[Problem description] Copy each line containing the word "color" from the records that follow, please.

──────── Material to process ────────

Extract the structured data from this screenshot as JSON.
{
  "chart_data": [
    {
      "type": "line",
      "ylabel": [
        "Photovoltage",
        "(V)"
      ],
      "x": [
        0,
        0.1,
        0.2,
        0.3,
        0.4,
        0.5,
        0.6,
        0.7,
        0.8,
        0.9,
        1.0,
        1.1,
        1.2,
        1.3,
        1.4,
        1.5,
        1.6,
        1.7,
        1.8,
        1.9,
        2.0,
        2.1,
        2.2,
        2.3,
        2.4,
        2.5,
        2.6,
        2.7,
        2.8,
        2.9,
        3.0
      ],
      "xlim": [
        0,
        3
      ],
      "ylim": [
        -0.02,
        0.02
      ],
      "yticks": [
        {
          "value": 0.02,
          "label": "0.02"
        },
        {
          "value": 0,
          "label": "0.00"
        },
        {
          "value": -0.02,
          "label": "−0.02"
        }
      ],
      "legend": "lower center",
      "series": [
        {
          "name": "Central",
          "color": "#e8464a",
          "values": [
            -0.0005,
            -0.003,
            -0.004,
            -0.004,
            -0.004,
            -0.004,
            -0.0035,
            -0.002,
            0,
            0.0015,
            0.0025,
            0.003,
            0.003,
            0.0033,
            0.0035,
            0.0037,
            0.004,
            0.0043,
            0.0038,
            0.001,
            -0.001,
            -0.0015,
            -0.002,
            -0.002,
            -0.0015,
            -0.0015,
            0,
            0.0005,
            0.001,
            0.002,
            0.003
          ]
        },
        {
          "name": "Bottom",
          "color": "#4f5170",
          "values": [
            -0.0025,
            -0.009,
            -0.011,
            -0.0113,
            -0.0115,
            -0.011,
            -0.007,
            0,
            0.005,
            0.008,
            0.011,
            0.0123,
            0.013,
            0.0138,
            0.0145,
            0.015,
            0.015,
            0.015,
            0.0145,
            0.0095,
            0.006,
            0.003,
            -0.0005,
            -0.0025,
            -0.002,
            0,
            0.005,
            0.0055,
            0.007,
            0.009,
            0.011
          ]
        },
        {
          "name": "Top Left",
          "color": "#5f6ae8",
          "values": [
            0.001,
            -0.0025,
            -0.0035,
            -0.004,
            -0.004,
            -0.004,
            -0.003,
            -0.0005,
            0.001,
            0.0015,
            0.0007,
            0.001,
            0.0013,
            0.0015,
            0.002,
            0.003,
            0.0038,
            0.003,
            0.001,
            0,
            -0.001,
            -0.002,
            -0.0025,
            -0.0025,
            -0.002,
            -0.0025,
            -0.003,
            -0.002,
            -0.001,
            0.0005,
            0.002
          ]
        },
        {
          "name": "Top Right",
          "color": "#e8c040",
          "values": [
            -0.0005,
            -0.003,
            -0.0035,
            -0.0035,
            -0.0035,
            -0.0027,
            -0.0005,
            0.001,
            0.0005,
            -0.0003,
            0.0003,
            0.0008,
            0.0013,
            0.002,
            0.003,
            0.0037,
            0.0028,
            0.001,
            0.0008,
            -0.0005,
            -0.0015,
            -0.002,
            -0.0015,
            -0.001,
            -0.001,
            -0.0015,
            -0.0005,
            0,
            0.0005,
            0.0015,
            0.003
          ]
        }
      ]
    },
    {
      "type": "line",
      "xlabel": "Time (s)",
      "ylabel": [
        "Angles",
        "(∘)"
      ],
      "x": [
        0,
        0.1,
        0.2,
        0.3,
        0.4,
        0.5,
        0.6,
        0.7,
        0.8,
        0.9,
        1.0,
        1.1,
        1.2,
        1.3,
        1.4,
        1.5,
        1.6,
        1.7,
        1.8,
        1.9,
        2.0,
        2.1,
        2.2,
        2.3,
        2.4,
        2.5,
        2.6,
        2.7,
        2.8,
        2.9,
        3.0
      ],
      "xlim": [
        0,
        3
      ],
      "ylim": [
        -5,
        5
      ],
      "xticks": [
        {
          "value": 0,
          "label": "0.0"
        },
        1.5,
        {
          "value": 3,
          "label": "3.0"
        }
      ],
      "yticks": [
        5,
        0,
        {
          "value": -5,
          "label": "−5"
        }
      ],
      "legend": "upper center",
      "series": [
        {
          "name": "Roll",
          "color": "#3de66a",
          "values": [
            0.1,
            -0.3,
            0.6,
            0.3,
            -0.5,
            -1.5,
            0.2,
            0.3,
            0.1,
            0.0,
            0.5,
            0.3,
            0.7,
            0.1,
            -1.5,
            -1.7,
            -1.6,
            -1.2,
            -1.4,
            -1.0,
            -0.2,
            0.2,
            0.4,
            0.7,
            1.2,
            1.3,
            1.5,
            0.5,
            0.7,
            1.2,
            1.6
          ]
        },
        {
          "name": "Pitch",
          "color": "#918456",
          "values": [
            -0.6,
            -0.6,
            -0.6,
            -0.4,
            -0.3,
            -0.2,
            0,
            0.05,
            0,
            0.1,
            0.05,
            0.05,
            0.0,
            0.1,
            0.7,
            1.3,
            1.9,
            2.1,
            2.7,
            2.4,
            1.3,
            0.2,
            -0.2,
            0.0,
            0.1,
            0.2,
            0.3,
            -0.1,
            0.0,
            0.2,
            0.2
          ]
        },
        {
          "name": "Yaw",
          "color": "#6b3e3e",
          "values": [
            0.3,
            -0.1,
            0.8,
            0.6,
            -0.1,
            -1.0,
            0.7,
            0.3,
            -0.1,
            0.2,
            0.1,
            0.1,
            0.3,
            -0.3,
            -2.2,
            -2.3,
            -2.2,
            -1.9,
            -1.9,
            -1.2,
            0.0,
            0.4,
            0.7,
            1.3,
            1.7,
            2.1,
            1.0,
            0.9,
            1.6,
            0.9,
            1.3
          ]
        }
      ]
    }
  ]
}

────────

[Answer to this task]
          "color": "#e8464a",
          "color": "#4f5170",
          "color": "#5f6ae8",
          "color": "#e8c040",
          "color": "#3de66a",
          "color": "#918456",
          "color": "#6b3e3e",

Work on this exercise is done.